=== RAW DATA ===

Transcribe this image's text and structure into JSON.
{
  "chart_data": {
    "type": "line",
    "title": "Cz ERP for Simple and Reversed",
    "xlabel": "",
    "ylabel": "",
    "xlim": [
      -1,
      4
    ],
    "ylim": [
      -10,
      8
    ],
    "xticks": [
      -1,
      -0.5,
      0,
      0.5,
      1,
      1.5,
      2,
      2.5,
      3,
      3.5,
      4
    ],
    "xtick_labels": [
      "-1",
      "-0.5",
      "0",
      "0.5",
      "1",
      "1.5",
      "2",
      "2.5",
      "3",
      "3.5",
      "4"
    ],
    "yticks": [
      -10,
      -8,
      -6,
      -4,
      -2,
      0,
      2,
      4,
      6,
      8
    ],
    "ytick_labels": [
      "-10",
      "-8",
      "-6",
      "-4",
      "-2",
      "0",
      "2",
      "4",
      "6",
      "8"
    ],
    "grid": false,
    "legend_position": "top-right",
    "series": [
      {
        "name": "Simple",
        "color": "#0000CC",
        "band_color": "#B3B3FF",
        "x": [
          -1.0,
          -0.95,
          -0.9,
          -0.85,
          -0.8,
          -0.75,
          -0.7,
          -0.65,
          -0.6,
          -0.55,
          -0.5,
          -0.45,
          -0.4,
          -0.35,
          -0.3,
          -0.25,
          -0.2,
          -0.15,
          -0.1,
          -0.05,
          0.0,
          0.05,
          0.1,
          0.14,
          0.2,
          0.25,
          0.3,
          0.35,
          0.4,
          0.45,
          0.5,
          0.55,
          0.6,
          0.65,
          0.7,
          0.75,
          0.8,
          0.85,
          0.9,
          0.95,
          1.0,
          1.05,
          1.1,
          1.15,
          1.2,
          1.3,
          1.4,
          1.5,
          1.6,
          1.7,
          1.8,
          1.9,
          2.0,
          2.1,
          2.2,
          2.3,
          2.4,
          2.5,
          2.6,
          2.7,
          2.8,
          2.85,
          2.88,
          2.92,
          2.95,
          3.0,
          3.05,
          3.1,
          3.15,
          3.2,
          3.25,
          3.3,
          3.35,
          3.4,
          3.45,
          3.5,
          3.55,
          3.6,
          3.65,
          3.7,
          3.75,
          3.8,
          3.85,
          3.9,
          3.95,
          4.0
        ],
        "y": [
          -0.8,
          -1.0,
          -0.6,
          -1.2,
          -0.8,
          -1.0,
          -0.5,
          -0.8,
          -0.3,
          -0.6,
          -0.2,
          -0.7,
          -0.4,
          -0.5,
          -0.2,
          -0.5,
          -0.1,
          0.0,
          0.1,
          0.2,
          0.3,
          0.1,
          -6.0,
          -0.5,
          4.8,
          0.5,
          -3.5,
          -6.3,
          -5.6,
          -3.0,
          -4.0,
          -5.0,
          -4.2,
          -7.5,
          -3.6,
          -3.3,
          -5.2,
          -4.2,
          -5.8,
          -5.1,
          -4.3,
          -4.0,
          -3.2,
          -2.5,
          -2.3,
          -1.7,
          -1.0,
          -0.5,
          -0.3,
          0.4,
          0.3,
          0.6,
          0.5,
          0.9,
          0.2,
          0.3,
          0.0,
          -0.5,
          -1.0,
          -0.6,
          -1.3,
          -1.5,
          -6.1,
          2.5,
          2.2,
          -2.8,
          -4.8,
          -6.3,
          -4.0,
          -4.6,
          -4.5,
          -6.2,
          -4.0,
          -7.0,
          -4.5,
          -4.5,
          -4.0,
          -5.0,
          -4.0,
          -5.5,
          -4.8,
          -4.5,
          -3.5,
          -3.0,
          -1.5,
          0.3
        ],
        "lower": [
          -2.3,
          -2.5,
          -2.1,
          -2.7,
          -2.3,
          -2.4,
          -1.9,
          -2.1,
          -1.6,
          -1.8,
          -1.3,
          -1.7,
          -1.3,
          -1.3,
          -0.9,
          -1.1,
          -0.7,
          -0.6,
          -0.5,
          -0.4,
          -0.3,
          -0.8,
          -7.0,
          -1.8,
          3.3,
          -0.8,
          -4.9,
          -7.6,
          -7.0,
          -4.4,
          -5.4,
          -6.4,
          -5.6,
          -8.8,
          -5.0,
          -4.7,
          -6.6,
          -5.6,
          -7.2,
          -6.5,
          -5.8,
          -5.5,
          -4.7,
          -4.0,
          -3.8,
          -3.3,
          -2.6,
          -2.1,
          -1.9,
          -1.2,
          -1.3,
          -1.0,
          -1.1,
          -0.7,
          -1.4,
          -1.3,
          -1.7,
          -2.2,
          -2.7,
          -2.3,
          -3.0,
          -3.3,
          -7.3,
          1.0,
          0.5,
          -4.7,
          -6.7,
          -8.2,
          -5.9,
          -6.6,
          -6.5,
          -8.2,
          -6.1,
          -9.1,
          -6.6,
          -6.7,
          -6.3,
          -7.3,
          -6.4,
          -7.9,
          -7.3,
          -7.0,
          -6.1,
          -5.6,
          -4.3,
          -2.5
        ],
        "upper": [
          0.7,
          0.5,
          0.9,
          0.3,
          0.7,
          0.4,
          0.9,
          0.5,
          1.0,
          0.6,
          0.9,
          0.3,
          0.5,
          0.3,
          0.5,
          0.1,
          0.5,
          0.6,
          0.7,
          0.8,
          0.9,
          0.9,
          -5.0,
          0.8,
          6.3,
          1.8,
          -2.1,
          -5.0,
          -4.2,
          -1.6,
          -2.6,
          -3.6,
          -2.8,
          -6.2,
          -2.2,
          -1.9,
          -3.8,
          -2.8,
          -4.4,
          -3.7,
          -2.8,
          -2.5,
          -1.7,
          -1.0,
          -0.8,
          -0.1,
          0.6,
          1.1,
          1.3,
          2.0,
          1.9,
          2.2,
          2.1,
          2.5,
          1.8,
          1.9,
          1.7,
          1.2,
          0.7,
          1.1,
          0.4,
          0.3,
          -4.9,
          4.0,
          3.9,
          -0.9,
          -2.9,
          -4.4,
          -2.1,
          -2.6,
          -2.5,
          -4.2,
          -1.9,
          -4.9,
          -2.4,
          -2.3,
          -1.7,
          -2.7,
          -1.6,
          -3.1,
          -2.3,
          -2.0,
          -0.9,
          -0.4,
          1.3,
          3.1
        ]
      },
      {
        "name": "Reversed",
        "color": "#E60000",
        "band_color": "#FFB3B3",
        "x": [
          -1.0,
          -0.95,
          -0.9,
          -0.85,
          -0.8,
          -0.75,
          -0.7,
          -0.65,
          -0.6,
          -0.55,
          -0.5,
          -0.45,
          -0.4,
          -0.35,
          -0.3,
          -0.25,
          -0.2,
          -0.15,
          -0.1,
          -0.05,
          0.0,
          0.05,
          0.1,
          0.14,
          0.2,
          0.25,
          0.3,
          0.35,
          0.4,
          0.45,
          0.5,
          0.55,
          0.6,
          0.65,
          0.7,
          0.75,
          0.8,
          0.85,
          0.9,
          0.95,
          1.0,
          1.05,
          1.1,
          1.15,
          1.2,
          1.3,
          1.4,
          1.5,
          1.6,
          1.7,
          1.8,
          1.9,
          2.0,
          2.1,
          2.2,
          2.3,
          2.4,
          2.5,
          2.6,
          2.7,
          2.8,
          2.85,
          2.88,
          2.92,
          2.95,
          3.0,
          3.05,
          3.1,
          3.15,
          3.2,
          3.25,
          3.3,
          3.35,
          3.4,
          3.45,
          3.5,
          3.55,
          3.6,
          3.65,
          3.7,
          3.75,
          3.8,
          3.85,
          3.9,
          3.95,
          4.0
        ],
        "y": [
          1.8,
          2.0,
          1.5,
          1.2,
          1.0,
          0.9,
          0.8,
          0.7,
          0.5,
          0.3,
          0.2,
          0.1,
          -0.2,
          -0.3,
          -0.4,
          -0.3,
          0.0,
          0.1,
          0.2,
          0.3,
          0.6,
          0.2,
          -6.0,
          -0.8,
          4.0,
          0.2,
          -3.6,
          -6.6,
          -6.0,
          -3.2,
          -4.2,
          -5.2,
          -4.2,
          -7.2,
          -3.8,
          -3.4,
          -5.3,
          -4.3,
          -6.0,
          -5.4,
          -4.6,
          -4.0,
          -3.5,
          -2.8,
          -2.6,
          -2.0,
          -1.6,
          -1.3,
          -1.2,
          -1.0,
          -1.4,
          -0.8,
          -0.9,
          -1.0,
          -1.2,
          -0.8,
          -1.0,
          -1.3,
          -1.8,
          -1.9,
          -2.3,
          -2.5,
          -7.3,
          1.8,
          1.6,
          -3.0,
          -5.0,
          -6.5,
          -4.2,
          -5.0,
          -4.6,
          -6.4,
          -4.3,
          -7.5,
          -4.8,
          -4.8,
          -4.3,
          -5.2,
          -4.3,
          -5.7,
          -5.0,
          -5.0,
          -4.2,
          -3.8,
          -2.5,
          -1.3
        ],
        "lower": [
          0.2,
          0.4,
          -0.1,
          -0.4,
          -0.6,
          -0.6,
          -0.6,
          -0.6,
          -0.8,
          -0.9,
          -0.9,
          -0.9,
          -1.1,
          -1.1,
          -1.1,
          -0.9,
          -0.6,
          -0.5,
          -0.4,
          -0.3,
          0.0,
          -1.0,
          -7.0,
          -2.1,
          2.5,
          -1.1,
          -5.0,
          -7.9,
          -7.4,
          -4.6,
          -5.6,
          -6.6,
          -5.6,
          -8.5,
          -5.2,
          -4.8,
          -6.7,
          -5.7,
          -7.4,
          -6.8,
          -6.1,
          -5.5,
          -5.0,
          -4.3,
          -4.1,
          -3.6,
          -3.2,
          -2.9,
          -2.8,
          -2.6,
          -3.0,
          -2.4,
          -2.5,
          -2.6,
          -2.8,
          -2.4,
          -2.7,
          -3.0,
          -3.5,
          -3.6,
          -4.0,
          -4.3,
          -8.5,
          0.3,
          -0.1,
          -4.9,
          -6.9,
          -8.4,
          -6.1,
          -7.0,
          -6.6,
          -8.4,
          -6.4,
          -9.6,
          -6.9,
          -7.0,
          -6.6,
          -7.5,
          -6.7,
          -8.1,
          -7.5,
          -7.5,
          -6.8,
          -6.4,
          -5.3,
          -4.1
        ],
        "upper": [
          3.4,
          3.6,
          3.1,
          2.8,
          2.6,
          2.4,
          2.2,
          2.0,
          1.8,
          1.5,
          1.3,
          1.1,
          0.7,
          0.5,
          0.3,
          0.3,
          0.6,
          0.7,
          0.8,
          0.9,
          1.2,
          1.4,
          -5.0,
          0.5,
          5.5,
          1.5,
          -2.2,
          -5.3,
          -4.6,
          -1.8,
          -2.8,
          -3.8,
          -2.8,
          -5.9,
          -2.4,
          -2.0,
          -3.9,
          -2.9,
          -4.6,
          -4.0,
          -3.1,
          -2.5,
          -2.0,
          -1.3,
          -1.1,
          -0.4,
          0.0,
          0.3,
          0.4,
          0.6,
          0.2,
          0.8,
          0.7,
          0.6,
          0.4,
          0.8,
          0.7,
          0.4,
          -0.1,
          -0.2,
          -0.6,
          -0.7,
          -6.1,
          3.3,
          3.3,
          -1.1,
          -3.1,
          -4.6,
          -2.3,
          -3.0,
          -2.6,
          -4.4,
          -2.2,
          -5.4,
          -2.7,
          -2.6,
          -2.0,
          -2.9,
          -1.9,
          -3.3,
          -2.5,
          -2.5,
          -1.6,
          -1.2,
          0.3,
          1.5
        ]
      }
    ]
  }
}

=== WRITTEN EXERCISE ===
Go through the entries and return each line where the word "Reversed" appears.

=== WRITTEN SOLUTION ===
    "title": "Cz ERP for Simple and Reversed",
        "name": "Reversed",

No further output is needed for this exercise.